[Stored dataset items]

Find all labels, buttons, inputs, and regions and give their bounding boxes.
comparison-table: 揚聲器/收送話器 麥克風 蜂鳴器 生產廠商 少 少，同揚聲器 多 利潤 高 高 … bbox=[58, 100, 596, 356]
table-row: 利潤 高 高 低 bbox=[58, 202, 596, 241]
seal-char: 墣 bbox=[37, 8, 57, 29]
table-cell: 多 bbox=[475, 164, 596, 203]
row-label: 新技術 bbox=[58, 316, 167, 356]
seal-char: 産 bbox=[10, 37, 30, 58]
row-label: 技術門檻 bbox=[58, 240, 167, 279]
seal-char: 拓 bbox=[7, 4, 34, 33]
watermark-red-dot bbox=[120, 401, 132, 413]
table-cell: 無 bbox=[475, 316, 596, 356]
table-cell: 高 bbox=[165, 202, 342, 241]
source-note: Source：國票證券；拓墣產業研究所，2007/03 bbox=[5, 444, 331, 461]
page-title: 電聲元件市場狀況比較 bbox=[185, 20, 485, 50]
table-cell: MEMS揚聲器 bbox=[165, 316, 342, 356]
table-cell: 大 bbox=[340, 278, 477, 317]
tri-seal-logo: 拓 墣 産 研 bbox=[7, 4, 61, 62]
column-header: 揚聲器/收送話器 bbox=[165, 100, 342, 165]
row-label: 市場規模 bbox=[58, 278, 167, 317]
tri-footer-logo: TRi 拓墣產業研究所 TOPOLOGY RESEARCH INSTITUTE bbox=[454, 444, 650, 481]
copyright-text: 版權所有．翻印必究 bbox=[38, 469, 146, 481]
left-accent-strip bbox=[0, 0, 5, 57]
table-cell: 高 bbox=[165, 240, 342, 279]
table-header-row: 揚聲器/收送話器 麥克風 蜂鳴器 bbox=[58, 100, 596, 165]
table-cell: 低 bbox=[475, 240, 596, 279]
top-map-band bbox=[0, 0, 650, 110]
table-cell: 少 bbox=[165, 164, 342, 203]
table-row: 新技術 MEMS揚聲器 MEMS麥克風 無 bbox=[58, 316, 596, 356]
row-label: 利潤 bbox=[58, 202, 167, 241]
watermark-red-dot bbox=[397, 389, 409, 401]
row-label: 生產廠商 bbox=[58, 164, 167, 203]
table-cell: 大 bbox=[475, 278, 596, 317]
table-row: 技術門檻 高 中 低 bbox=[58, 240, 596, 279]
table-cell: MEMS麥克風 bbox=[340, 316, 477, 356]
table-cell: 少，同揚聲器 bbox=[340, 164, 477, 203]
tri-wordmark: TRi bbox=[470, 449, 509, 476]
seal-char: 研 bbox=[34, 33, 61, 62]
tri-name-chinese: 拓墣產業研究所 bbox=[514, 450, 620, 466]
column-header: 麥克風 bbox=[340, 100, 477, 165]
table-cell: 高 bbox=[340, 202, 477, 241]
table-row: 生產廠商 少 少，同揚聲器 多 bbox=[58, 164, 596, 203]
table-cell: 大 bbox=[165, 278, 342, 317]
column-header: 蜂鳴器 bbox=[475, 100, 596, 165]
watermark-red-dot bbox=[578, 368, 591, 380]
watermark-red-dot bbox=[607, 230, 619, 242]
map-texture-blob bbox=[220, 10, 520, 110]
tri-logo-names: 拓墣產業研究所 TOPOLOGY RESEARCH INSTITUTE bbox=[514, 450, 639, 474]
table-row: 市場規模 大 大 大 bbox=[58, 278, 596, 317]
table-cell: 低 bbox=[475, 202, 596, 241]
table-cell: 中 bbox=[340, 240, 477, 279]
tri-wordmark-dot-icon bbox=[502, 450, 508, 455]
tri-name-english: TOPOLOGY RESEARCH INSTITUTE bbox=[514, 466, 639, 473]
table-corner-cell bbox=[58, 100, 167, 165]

## YOUR GOAL
Convert every line of the material above into a JSON array of strings, one string per line, omitting any blank lines.

## RESPONSE
[
  "Find all labels, buttons, inputs, and regions and give their bounding boxes.",
  "comparison-table: 揚聲器/收送話器 麥克風 蜂鳴器 生產廠商 少 少，同揚聲器 多 利潤 高 高 … bbox=[58, 100, 596, 356]",
  "table-row: 利潤 高 高 低 bbox=[58, 202, 596, 241]",
  "seal-char: 墣 bbox=[37, 8, 57, 29]",
  "table-cell: 多 bbox=[475, 164, 596, 203]",
  "row-label: 新技術 bbox=[58, 316, 167, 356]",
  "seal-char: 産 bbox=[10, 37, 30, 58]",
  "row-label: 技術門檻 bbox=[58, 240, 167, 279]",
  "seal-char: 拓 bbox=[7, 4, 34, 33]",
  "watermark-red-dot bbox=[120, 401, 132, 413]",
  "table-cell: 無 bbox=[475, 316, 596, 356]",
  "table-cell: 高 bbox=[165, 202, 342, 241]",
  "source-note: Source：國票證券；拓墣產業研究所，2007/03 bbox=[5, 444, 331, 461]",
  "page-title: 電聲元件市場狀況比較 bbox=[185, 20, 485, 50]",
  "table-cell: MEMS揚聲器 bbox=[165, 316, 342, 356]",
  "table-cell: 大 bbox=[340, 278, 477, 317]",
  "tri-seal-logo: 拓 墣 産 研 bbox=[7, 4, 61, 62]",
  "column-header: 揚聲器/收送話器 bbox=[165, 100, 342, 165]",
  "row-label: 市場規模 bbox=[58, 278, 167, 317]",
  "tri-footer-logo: TRi 拓墣產業研究所 TOPOLOGY RESEARCH INSTITUTE bbox=[454, 444, 650, 481]",
  "copyright-text: 版權所有．翻印必究 bbox=[38, 469, 146, 481]",
  "left-accent-strip bbox=[0, 0, 5, 57]",
  "table-cell: 高 bbox=[165, 240, 342, 279]",
  "table-header-row: 揚聲器/收送話器 麥克風 蜂鳴器 bbox=[58, 100, 596, 165]",
  "table-cell: 低 bbox=[475, 240, 596, 279]",
  "top-map-band bbox=[0, 0, 650, 110]",
  "table-cell: 少 bbox=[165, 164, 342, 203]",
  "table-row: 新技術 MEMS揚聲器 MEMS麥克風 無 bbox=[58, 316, 596, 356]",
  "row-label: 利潤 bbox=[58, 202, 167, 241]",
  "watermark-red-dot bbox=[397, 389, 409, 401]",
  "row-label: 生產廠商 bbox=[58, 164, 167, 203]",
  "table-cell: 大 bbox=[475, 278, 596, 317]",
  "table-row: 技術門檻 高 中 低 bbox=[58, 240, 596, 279]",
  "table-cell: MEMS麥克風 bbox=[340, 316, 477, 356]",
  "table-cell: 少，同揚聲器 bbox=[340, 164, 477, 203]",
  "tri-wordmark: TRi bbox=[470, 449, 509, 476]",
  "seal-char: 研 bbox=[34, 33, 61, 62]",
  "tri-name-chinese: 拓墣產業研究所 bbox=[514, 450, 620, 466]",
  "column-header: 麥克風 bbox=[340, 100, 477, 165]",
  "table-cell: 高 bbox=[340, 202, 477, 241]",
  "table-row: 生產廠商 少 少，同揚聲器 多 bbox=[58, 164, 596, 203]",
  "table-cell: 大 bbox=[165, 278, 342, 317]",
  "column-header: 蜂鳴器 bbox=[475, 100, 596, 165]",
  "watermark-red-dot bbox=[578, 368, 591, 380]",
  "watermark-red-dot bbox=[607, 230, 619, 242]",
  "map-texture-blob bbox=[220, 10, 520, 110]",
  "tri-logo-names: 拓墣產業研究所 TOPOLOGY RESEARCH INSTITUTE bbox=[514, 450, 639, 474]",
  "table-row: 市場規模 大 大 大 bbox=[58, 278, 596, 317]",
  "table-cell: 低 bbox=[475, 202, 596, 241]",
  "table-cell: 中 bbox=[340, 240, 477, 279]",
  "tri-wordmark-dot-icon bbox=[502, 450, 508, 455]",
  "tri-name-english: TOPOLOGY RESEARCH INSTITUTE bbox=[514, 466, 639, 473]",
  "table-corner-cell bbox=[58, 100, 167, 165]"
]